[AVAILABLE RECORDS]

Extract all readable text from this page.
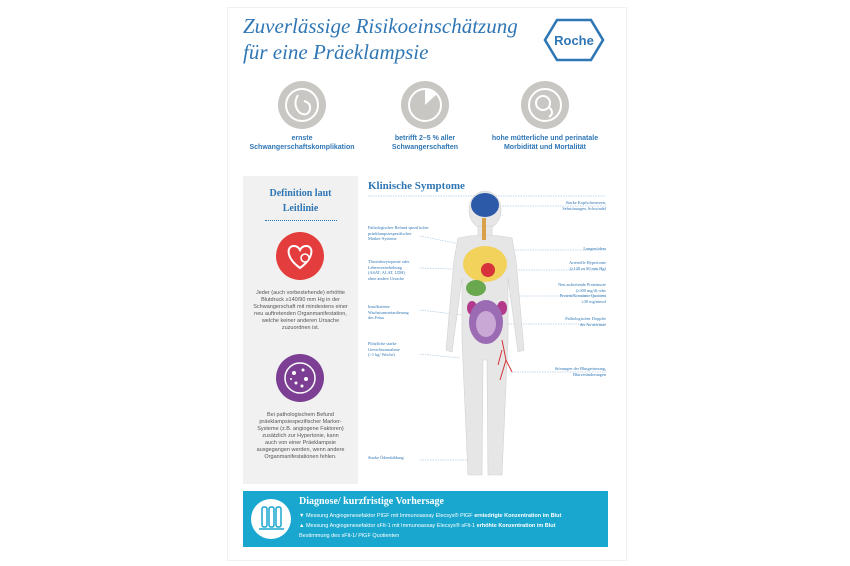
Zuverlässige Risikoeinschätzung
für eine Präeklampsie	Roche
ernste
Schwangerschaftskomplikation
betrifft 2–5 % aller
Schwangerschaften
hohe mütterliche und perinatale
Morbidität und Mortalität
Definition laut
Leitlinie
Jeder (auch vorbestehende) erhöhte
Blutdruck ≥140/90 mm Hg in der
Schwangerschaft mit mindestens einer
neu auftretenden Organmanifestation,
welche keiner anderen Ursache
zuzuordnen ist.
Bei pathologischem Befund
präeklampsiespezifischer Marker-
Systeme (z.B. angiogene Faktoren)
zusätzlich zur Hypertonie, kann
auch von einer Präeklampsie
ausgegangen werden, wenn andere
Organmanifestationen fehlen.
Klinische Symptome
Pathologischer Befund spezifischer
präeklampsiespezifischer
Marker-Systeme
Thrombozytopenie oder
Leberwerterhöhung
(ASAT, ALAT, LDH)
ohne andere Ursache
Insuffiziente
Wachstumsretardierung
des Fetus
Plötzliche starke
Gewichtszunahme
(>1 kg/ Woche)
Starke Ödembildung
Starke Kopfschmerzen,
Sehstörungen, Schwindel
Lungenödem
Arterielle Hypertonie
(≥140 zu 90 mm Hg)
Neu auftretende Proteinurie
(≥300 mg/d) oder
Protein/Kreatinin-Quotient
≥30 mg/mmol
Pathologischer Doppler
der Aa uterinae
Störungen der Blutgerinnung,
Blutveränderungen
Diagnose/ kurzfristige Vorhersage
▼ Messung Angiogenesefaktor PlGF mit Immunoassay Elecsys® PlGF erniedrigte Konzentration im Blut
▲ Messung Angiogenesefaktor sFlt-1 mit Immunoassay Elecsys® sFlt-1 erhöhte Konzentration im Blut
Bestimmung des sFlt-1/ PlGF Quotienten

[/AVAILABLE RECORDS]

EXERCISE AIM>
Verbatim output of the entries is required, with each image left out.

ANSWER SECTION>
Extract all readable text from this page.
Zuverlässige Risikoeinschätzung
für eine Präeklampsie	Roche
ernste
Schwangerschaftskomplikation
betrifft 2–5 % aller
Schwangerschaften
hohe mütterliche und perinatale
Morbidität und Mortalität
Definition laut
Leitlinie
Jeder (auch vorbestehende) erhöhte
Blutdruck ≥140/90 mm Hg in der
Schwangerschaft mit mindestens einer
neu auftretenden Organmanifestation,
welche keiner anderen Ursache
zuzuordnen ist.
Bei pathologischem Befund
präeklampsiespezifischer Marker-
Systeme (z.B. angiogene Faktoren)
zusätzlich zur Hypertonie, kann
auch von einer Präeklampsie
ausgegangen werden, wenn andere
Organmanifestationen fehlen.
Klinische Symptome
Pathologischer Befund spezifischer
präeklampsiespezifischer
Marker-Systeme
Thrombozytopenie oder
Leberwerterhöhung
(ASAT, ALAT, LDH)
ohne andere Ursache
Insuffiziente
Wachstumsretardierung
des Fetus
Plötzliche starke
Gewichtszunahme
(>1 kg/ Woche)
Starke Ödembildung
Starke Kopfschmerzen,
Sehstörungen, Schwindel
Lungenödem
Arterielle Hypertonie
(≥140 zu 90 mm Hg)
Neu auftretende Proteinurie
(≥300 mg/d) oder
Protein/Kreatinin-Quotient
≥30 mg/mmol
Pathologischer Doppler
der Aa uterinae
Störungen der Blutgerinnung,
Blutveränderungen
Diagnose/ kurzfristige Vorhersage
▼ Messung Angiogenesefaktor PlGF mit Immunoassay Elecsys® PlGF erniedrigte Konzentration im Blut
▲ Messung Angiogenesefaktor sFlt-1 mit Immunoassay Elecsys® sFlt-1 erhöhte Konzentration im Blut
Bestimmung des sFlt-1/ PlGF Quotienten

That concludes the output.